→ Exercise directions: Locate and copy each line in the data that contains the word "ylabel".

→ Records from a collection of figures:
☆ ☆ ☆ ☆ ☆

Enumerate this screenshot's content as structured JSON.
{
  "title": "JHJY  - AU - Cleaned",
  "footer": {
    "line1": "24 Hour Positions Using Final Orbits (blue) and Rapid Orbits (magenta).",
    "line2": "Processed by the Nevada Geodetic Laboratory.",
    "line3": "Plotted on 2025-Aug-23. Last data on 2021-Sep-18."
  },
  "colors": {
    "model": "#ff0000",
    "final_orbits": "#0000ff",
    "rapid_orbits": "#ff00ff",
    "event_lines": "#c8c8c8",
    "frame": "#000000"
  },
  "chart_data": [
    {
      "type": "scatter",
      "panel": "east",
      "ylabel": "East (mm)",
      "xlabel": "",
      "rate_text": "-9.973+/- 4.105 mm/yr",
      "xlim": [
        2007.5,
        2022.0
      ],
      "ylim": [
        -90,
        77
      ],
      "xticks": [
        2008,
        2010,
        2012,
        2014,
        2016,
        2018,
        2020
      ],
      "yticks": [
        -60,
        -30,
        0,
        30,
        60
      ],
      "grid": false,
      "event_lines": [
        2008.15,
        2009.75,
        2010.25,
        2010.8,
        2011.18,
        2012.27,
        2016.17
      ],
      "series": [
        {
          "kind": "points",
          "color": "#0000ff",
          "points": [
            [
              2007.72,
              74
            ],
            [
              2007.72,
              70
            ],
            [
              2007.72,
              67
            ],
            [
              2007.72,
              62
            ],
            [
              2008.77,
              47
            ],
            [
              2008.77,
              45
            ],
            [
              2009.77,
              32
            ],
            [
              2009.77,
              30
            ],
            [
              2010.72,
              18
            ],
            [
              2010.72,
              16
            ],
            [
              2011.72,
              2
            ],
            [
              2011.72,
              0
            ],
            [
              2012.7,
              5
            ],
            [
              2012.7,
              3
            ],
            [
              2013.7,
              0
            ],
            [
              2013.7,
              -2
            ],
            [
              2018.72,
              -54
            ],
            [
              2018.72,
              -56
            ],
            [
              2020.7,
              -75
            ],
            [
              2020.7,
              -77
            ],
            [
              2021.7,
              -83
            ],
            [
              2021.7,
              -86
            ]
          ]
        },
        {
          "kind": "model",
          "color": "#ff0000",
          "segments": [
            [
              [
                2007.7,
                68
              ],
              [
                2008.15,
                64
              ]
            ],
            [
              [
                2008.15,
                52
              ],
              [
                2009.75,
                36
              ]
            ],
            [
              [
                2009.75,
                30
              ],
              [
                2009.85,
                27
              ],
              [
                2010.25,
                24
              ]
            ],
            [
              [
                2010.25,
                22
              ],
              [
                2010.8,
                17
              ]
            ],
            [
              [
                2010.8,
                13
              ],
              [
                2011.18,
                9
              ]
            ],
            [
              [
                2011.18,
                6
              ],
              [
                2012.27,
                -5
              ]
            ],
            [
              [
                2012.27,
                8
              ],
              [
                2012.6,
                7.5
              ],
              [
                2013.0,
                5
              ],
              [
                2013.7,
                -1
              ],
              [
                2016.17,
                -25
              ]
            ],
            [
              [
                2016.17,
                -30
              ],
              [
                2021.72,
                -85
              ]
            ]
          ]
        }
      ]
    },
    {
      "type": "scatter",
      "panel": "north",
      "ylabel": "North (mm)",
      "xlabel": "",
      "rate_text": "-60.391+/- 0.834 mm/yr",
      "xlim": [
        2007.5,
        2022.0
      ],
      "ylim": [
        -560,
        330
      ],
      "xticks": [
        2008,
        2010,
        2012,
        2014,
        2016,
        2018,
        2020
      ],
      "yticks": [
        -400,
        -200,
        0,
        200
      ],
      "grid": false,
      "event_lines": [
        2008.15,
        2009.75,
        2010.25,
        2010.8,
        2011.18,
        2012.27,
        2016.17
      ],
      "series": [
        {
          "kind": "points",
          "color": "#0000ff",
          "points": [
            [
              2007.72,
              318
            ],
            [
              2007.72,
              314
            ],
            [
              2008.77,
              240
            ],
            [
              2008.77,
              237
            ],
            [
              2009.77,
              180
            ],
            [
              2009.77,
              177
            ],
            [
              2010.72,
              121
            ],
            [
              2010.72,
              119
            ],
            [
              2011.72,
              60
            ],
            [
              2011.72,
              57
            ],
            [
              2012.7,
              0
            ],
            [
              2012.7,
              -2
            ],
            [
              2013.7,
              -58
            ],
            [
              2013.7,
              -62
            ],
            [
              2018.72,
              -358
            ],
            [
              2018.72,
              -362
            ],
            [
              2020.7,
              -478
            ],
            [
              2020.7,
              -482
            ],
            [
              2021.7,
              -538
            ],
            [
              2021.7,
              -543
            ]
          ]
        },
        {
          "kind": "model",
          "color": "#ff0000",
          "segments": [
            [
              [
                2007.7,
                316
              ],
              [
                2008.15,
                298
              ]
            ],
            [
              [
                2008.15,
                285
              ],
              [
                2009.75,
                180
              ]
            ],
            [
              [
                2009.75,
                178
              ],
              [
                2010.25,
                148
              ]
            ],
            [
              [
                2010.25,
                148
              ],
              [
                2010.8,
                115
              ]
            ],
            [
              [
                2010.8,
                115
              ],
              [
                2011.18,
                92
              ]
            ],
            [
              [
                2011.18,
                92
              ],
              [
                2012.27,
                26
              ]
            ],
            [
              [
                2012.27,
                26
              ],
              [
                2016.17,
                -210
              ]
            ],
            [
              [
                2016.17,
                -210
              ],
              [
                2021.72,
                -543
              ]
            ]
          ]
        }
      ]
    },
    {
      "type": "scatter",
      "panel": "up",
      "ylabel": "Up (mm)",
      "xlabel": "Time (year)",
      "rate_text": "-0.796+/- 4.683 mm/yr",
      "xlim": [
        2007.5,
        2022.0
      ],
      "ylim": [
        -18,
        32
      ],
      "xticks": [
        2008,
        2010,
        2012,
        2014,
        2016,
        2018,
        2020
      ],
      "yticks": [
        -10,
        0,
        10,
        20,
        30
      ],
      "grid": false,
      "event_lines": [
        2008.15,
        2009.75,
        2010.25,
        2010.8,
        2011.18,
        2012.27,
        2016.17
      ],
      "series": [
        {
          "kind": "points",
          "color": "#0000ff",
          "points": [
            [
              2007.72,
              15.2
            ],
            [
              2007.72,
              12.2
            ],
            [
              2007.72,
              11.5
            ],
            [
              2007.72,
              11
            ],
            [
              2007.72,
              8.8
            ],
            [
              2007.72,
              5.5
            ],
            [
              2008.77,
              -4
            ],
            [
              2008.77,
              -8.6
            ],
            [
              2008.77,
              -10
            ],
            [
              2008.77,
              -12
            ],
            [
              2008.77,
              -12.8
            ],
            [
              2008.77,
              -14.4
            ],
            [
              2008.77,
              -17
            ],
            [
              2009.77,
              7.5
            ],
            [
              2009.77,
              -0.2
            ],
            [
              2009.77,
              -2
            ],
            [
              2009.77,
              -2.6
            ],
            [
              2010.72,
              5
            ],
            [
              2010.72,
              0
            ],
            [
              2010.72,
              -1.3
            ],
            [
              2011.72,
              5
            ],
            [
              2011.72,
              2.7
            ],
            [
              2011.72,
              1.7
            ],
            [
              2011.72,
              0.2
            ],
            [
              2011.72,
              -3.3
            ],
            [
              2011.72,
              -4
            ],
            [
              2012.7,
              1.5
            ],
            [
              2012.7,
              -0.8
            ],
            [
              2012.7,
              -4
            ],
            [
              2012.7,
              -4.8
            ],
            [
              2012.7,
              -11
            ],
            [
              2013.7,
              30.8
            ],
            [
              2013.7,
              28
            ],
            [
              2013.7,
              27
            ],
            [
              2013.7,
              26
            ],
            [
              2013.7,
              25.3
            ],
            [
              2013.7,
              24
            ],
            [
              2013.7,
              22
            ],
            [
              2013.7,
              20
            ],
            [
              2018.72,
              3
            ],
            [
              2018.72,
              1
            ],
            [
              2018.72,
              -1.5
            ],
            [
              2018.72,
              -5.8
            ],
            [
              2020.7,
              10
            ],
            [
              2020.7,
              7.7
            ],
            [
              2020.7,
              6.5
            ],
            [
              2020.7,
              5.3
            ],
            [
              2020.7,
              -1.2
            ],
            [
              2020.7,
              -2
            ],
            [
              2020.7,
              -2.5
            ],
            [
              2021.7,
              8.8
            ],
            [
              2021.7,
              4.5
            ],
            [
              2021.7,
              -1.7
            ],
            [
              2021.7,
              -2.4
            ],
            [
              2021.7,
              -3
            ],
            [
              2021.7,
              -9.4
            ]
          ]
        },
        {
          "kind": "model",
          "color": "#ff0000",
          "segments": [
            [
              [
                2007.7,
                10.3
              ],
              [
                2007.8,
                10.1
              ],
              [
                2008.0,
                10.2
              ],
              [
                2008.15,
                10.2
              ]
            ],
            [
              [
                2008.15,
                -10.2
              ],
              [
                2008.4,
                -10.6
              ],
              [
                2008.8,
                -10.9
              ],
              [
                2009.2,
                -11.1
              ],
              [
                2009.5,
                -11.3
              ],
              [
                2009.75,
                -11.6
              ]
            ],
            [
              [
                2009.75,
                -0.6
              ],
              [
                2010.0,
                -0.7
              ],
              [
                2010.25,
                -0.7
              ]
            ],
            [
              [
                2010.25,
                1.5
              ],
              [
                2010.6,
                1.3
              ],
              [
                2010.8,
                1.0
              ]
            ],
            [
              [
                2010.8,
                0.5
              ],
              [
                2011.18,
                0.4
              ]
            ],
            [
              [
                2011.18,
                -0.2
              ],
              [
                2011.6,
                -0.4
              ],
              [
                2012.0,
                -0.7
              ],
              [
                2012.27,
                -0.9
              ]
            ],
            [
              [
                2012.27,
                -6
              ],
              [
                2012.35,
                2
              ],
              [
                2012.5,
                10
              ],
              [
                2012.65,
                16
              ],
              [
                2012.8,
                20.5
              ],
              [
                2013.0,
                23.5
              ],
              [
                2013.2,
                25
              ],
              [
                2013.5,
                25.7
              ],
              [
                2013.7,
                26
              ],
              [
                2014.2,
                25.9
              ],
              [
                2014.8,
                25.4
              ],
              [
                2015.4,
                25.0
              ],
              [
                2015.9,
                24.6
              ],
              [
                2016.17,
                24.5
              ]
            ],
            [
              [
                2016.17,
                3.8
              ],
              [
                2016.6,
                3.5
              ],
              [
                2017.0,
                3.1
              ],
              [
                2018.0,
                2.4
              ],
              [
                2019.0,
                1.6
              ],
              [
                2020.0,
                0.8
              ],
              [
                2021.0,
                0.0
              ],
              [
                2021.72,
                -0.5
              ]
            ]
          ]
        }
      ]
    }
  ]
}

☆ ☆ ☆ ☆ ☆

→ Correct output:
      "ylabel": "East (mm)",
      "ylabel": "North (mm)",
      "ylabel": "Up (mm)",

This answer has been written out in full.